Items from a dataset
>>>

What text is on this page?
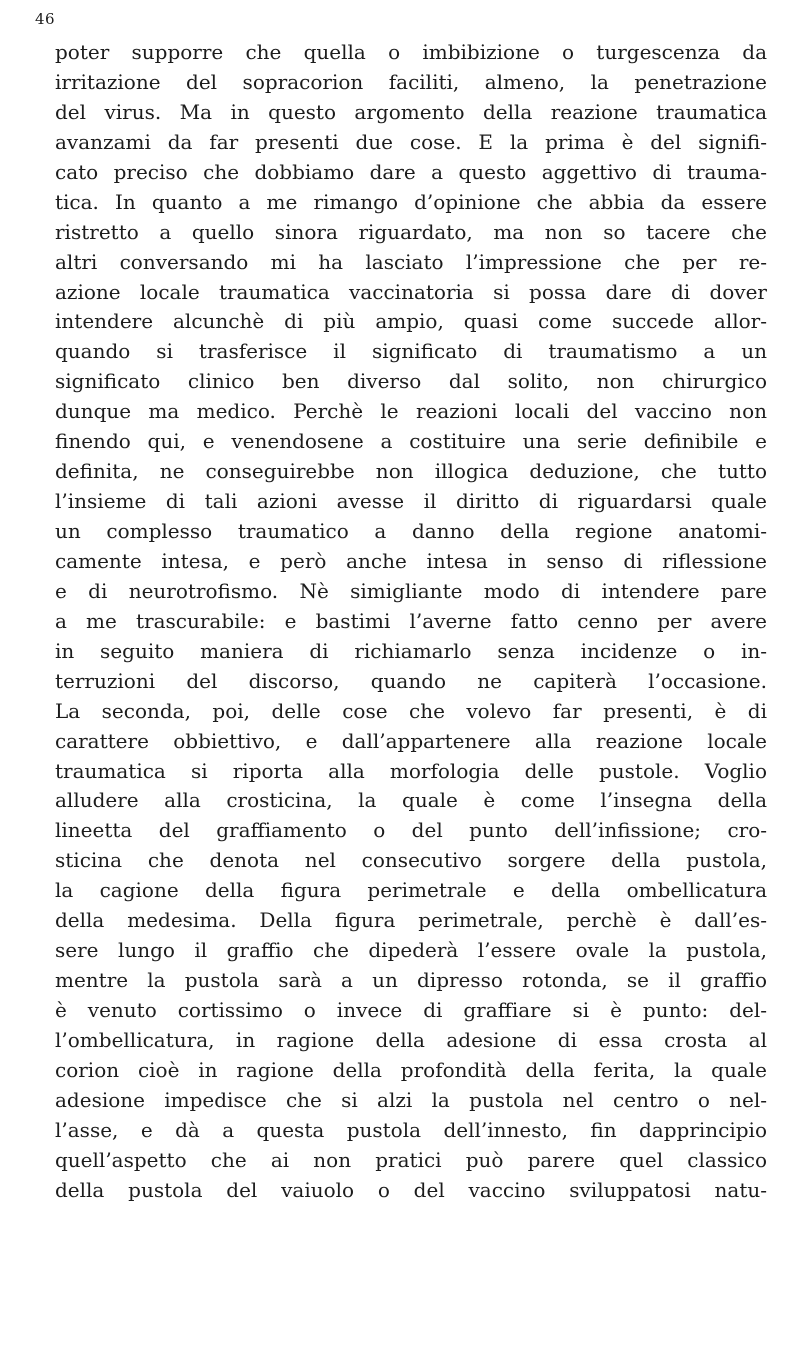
46
poter supporre che quella o imbibizione o turgescenza da
irritazione del sopracorion faciliti, almeno, la penetrazione
del virus. Ma in questo argomento della reazione traumatica
avanzami da far presenti due cose. E la prima è del signifi-
cato preciso che dobbiamo dare a questo aggettivo di trauma-
tica. In quanto a me rimango d’opinione che abbia da essere
ristretto a quello sinora riguardato, ma non so tacere che
altri conversando mi ha lasciato l’impressione che per re-
azione locale traumatica vaccinatoria si possa dare di dover
intendere alcunchè di più ampio, quasi come succede allor-
quando si trasferisce il significato di traumatismo a un
significato clinico ben diverso dal solito, non chirurgico
dunque ma medico. Perchè le reazioni locali del vaccino non
finendo qui, e venendosene a costituire una serie definibile e
definita, ne conseguirebbe non illogica deduzione, che tutto
l’insieme di tali azioni avesse il diritto di riguardarsi quale
un complesso traumatico a danno della regione anatomi-
camente intesa, e però anche intesa in senso di riflessione
e di neurotrofismo. Nè simigliante modo di intendere pare
a me trascurabile: e bastimi l’averne fatto cenno per avere
in seguito maniera di richiamarlo senza incidenze o in-
terruzioni del discorso, quando ne capiterà l’occasione.
La seconda, poi, delle cose che volevo far presenti, è di
carattere obbiettivo, e dall’appartenere alla reazione locale
traumatica si riporta alla morfologia delle pustole. Voglio
alludere alla crosticina, la quale è come l’insegna della
lineetta del graffiamento o del punto dell’infissione; cro-
sticina che denota nel consecutivo sorgere della pustola,
la cagione della figura perimetrale e della ombellicatura
della medesima. Della figura perimetrale, perchè è dall’es-
sere lungo il graffio che dipederà l’essere ovale la pustola,
mentre la pustola sarà a un dipresso rotonda, se il graffio
è venuto cortissimo o invece di graffiare si è punto: del-
l’ombellicatura, in ragione della adesione di essa crosta al
corion cioè in ragione della profondità della ferita, la quale
adesione impedisce che si alzi la pustola nel centro o nel-
l’asse, e dà a questa pustola dell’innesto, fin dapprincipio
quell’aspetto che ai non pratici può parere quel classico
della pustola del vaiuolo o del vaccino sviluppatosi natu-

<<<

### YOUR OBJECTIVE
Could you restate every entry above word for word, leaving out the pictures?

### SOLVED EXERCISE
What text is on this page?
46
poter supporre che quella o imbibizione o turgescenza da
irritazione del sopracorion faciliti, almeno, la penetrazione
del virus. Ma in questo argomento della reazione traumatica
avanzami da far presenti due cose. E la prima è del signifi-
cato preciso che dobbiamo dare a questo aggettivo di trauma-
tica. In quanto a me rimango d’opinione che abbia da essere
ristretto a quello sinora riguardato, ma non so tacere che
altri conversando mi ha lasciato l’impressione che per re-
azione locale traumatica vaccinatoria si possa dare di dover
intendere alcunchè di più ampio, quasi come succede allor-
quando si trasferisce il significato di traumatismo a un
significato clinico ben diverso dal solito, non chirurgico
dunque ma medico. Perchè le reazioni locali del vaccino non
finendo qui, e venendosene a costituire una serie definibile e
definita, ne conseguirebbe non illogica deduzione, che tutto
l’insieme di tali azioni avesse il diritto di riguardarsi quale
un complesso traumatico a danno della regione anatomi-
camente intesa, e però anche intesa in senso di riflessione
e di neurotrofismo. Nè simigliante modo di intendere pare
a me trascurabile: e bastimi l’averne fatto cenno per avere
in seguito maniera di richiamarlo senza incidenze o in-
terruzioni del discorso, quando ne capiterà l’occasione.
La seconda, poi, delle cose che volevo far presenti, è di
carattere obbiettivo, e dall’appartenere alla reazione locale
traumatica si riporta alla morfologia delle pustole. Voglio
alludere alla crosticina, la quale è come l’insegna della
lineetta del graffiamento o del punto dell’infissione; cro-
sticina che denota nel consecutivo sorgere della pustola,
la cagione della figura perimetrale e della ombellicatura
della medesima. Della figura perimetrale, perchè è dall’es-
sere lungo il graffio che dipederà l’essere ovale la pustola,
mentre la pustola sarà a un dipresso rotonda, se il graffio
è venuto cortissimo o invece di graffiare si è punto: del-
l’ombellicatura, in ragione della adesione di essa crosta al
corion cioè in ragione della profondità della ferita, la quale
adesione impedisce che si alzi la pustola nel centro o nel-
l’asse, e dà a questa pustola dell’innesto, fin dapprincipio
quell’aspetto che ai non pratici può parere quel classico
della pustola del vaiuolo o del vaccino sviluppatosi natu-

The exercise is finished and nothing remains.